(Dataset entries on figures)
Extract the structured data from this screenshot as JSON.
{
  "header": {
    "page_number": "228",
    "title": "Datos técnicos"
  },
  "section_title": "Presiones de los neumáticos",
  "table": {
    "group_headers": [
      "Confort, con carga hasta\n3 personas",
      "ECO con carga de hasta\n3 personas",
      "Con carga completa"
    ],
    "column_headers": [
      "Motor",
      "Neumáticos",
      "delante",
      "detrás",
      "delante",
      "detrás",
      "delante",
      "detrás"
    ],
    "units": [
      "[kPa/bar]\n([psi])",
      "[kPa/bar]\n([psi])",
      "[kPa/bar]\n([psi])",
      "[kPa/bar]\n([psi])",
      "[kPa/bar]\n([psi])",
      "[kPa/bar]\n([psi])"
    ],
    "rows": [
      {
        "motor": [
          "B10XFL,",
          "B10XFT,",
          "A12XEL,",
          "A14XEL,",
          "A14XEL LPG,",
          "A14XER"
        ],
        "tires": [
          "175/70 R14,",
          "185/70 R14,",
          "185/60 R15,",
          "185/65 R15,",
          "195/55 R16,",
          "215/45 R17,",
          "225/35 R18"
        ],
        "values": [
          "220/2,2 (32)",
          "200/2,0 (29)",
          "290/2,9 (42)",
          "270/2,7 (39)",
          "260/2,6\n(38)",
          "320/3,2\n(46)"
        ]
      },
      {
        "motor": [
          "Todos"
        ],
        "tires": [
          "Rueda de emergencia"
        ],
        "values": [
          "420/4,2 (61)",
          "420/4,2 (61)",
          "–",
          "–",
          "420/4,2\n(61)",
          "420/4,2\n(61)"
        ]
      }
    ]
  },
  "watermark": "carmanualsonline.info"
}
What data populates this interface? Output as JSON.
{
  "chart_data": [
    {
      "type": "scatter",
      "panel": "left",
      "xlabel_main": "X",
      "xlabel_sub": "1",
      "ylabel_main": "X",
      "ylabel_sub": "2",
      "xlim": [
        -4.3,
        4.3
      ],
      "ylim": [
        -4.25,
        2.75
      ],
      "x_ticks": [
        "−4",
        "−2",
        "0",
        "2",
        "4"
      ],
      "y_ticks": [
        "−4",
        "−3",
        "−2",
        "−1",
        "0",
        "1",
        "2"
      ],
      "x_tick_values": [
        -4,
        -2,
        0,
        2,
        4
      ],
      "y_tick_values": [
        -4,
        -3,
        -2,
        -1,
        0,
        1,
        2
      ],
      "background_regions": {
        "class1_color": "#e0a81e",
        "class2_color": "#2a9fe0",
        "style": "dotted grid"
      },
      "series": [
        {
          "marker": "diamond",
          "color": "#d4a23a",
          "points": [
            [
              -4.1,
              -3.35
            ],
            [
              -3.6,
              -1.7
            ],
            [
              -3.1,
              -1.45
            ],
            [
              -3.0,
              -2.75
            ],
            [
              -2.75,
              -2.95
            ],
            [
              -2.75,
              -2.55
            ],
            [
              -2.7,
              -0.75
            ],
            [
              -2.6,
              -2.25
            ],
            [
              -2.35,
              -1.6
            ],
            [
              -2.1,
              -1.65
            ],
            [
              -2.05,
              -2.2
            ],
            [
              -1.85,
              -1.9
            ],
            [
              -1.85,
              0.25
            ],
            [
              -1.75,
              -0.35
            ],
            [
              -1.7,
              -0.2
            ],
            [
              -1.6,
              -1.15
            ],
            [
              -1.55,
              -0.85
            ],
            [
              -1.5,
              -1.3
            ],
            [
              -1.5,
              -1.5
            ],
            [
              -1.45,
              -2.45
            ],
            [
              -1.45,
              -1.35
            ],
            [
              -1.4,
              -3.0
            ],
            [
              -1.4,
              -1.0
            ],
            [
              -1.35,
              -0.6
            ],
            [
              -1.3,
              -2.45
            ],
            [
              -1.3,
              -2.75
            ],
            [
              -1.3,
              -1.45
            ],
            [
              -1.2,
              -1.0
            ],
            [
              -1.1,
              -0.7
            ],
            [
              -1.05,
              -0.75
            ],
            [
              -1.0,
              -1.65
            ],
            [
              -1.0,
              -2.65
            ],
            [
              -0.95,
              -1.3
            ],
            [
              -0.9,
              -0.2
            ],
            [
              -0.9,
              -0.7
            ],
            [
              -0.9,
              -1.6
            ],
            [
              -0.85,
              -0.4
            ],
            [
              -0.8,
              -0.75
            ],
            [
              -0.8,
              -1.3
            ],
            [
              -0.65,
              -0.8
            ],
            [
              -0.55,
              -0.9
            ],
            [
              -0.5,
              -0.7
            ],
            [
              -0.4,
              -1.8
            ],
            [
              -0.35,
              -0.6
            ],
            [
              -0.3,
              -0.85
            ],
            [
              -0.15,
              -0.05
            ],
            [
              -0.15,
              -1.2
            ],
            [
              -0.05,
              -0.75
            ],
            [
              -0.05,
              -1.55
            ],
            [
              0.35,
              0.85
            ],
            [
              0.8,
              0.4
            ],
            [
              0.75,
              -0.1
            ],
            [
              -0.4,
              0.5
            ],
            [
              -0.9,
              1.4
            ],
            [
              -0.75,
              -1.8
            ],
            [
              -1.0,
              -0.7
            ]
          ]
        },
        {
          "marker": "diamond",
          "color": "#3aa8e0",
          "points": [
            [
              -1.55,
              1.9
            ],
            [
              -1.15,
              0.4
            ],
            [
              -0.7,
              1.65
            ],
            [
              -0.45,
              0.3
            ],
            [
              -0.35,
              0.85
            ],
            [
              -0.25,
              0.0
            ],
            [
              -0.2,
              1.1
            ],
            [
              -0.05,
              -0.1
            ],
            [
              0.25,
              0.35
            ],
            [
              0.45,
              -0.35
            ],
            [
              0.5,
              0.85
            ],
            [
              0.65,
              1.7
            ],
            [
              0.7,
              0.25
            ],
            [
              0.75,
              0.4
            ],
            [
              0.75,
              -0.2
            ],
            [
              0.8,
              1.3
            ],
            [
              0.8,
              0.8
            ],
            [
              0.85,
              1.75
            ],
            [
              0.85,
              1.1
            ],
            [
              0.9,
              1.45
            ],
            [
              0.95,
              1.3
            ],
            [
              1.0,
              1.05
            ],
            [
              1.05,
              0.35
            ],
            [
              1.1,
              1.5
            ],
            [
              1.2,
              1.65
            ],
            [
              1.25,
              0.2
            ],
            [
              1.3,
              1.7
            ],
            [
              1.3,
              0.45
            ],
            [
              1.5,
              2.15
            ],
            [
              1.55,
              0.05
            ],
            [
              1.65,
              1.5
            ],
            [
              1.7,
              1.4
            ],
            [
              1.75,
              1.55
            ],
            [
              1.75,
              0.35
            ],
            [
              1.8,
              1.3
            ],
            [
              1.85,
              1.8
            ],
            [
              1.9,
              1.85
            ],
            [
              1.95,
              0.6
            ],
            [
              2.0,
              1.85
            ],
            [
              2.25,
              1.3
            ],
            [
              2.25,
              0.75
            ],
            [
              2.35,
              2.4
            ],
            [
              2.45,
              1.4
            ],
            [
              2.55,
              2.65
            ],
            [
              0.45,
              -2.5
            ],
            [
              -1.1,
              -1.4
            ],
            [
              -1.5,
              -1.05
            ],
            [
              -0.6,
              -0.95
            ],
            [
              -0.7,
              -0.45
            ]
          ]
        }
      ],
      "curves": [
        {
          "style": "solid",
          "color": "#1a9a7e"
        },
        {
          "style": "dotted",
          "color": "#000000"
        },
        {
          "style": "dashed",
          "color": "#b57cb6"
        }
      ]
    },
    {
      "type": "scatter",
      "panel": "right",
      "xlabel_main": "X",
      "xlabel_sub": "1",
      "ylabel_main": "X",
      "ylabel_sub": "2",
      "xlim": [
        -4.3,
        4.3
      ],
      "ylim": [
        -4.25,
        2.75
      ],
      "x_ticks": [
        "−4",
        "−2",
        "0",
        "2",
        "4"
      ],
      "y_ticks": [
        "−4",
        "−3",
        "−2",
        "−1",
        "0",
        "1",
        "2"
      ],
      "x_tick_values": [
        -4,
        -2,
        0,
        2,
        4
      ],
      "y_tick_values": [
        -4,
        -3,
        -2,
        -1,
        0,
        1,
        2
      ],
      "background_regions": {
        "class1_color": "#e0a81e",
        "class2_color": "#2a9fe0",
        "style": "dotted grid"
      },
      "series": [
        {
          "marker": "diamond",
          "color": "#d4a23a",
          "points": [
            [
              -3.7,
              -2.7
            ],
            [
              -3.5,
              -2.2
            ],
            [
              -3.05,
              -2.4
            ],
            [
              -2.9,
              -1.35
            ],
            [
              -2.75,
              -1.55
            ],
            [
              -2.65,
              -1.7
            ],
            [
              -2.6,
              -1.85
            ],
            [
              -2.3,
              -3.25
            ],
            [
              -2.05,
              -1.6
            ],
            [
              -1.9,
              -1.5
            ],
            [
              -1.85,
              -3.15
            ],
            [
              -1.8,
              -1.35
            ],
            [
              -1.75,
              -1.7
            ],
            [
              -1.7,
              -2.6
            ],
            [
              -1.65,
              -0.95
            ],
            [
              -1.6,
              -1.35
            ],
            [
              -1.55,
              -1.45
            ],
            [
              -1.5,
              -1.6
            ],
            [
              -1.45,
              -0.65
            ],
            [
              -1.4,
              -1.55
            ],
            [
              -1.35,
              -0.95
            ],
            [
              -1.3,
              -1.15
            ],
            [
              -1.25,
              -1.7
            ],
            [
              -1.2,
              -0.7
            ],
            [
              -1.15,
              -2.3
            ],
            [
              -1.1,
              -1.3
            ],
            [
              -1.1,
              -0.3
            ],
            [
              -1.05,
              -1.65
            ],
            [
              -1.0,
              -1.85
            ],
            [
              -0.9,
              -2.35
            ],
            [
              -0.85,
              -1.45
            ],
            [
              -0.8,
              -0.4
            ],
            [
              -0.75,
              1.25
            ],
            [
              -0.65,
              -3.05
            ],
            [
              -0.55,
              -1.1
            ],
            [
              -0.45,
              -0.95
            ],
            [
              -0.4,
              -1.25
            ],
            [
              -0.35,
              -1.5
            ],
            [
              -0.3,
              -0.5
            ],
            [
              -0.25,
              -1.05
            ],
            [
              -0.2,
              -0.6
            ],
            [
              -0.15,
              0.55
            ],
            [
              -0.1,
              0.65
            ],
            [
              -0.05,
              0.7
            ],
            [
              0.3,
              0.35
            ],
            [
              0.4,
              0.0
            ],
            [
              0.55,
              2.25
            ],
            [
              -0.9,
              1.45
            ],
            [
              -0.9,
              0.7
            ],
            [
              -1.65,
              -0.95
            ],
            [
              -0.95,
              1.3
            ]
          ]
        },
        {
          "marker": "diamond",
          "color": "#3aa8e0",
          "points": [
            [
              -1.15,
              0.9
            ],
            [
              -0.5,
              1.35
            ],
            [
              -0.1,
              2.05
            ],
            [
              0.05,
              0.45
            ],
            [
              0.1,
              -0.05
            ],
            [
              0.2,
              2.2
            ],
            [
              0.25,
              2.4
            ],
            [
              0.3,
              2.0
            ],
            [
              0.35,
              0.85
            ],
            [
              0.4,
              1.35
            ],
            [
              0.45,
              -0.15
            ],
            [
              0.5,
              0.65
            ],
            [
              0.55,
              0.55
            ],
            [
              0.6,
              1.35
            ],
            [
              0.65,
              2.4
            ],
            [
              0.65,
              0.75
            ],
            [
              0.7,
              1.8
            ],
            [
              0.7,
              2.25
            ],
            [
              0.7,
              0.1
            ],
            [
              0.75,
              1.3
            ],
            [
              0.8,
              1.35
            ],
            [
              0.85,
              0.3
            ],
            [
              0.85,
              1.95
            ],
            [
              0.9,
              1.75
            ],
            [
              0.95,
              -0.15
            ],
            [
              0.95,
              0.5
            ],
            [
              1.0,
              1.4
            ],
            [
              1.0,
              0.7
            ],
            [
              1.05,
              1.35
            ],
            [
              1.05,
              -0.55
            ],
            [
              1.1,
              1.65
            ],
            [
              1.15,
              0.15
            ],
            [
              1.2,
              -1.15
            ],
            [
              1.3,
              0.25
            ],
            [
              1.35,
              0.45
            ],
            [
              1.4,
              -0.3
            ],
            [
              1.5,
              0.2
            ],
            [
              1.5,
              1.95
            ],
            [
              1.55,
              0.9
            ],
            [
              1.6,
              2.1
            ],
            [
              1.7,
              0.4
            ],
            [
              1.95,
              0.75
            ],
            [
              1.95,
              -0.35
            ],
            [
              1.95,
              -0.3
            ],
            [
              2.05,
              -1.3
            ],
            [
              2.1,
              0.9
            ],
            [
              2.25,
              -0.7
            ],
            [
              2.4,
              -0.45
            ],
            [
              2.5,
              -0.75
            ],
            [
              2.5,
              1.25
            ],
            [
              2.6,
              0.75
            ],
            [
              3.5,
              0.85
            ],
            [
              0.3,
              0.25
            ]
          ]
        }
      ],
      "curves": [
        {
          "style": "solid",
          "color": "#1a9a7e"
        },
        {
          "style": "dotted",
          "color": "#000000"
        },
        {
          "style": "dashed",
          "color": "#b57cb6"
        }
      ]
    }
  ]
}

### What is asked
Pull out all lines from the entries above in which the word "hasta" appears.

### Task response
      "Confort, con carga hasta\n3 personas",
      "ECO con carga de hasta\n3 personas",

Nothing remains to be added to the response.